PROMPT :: Of all the lines in the data below, how many contain "Library"? Report that number alone.

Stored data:
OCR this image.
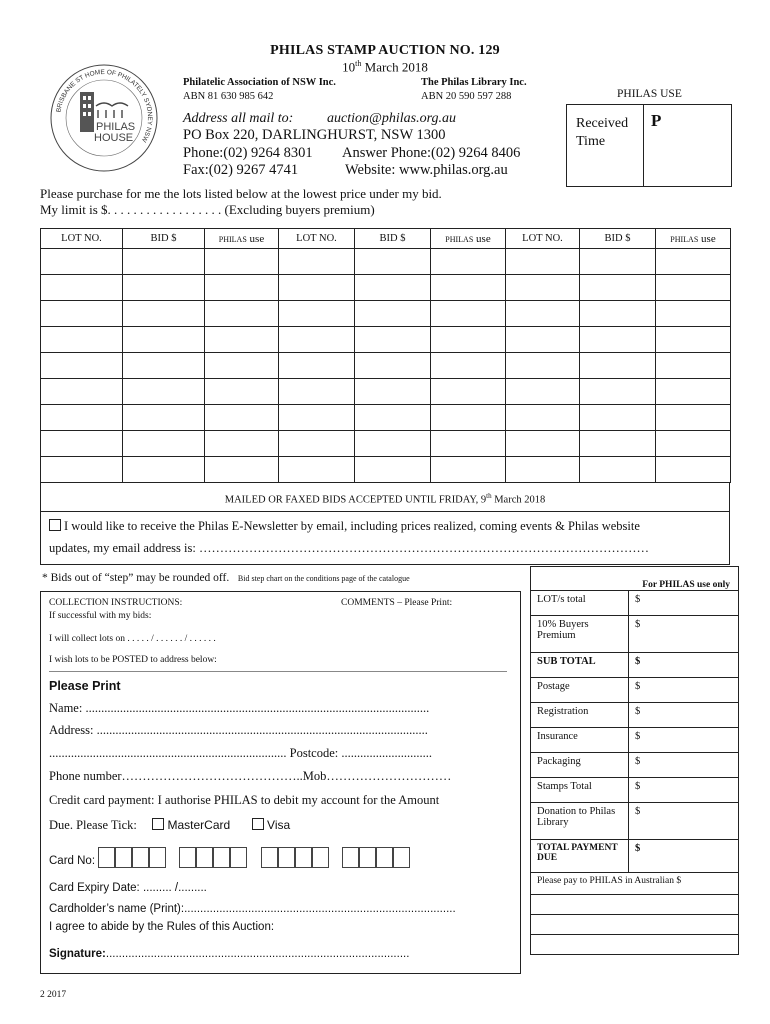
BRISBANE ST HOME OF PHILATELY SYDNEY NSW
PHILAS
HOUSE
PHILAS STAMP AUCTION NO. 129
10th March 2018
Philatelic Association of NSW Inc.
ABN 81 630 985 642
The Philas Library Inc.
ABN 20 590 597 288
Address all mail to: auction@philas.org.au
PO Box 220, DARLINGHURST, NSW 1300
Phone:(02) 9264 8301 Answer Phone:(02) 9264 8406
Fax:(02) 9267 4741	Website: www.philas.org.au
PHILAS USE
Received Time
P
Please purchase for me the lots listed below at the lowest price under my bid.
My limit is $. . . . . . . . . . . . . . . . . . (Excluding buyers premium)
LOT NO.	BID $	PHILAS use	LOT NO.	BID $	PHILAS use	LOT NO.	BID $	PHILAS use

MAILED OR FAXED BIDS ACCEPTED UNTIL FRIDAY, 9th March 2018
I would like to receive the Philas E-Newsletter by email, including prices realized, coming events & Philas website
updates, my email address is: ………………………………………………………………………………………………
* Bids out of “step” may be rounded off. Bid step chart on the conditions page of the catalogue
COLLECTION INSTRUCTIONS:	COMMENTS – Please Print:
If successful with my bids:
I will collect lots on . . . . . / . . . . . . / . . . . . .
I wish lots to be POSTED to address below:
Please Print
Name: ..............................................................................................................
Address: ..........................................................................................................
............................................................................ Postcode: .............................
Phone number……………………………………..Mob…………………………
Credit card payment: I authorise PHILAS to debit my account for the Amount
Due. Please Tick:	MasterCard	Visa
Card No:
Card Expiry Date: ......... /.........
Cardholder’s name (Print):.....................................................................................
I agree to abide by the Rules of this Auction:
Signature:...............................................................................................
For PHILAS use only	
LOT/s total	$
10% Buyers Premium	$
SUB TOTAL	$
Postage	$
Registration	$
Insurance	$
Packaging	$
Stamps Total	$
Donation to Philas Library	$
TOTAL PAYMENT DUE	$
Please pay to PHILAS in Australian $	

2 2017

RESULT BELOW :: 2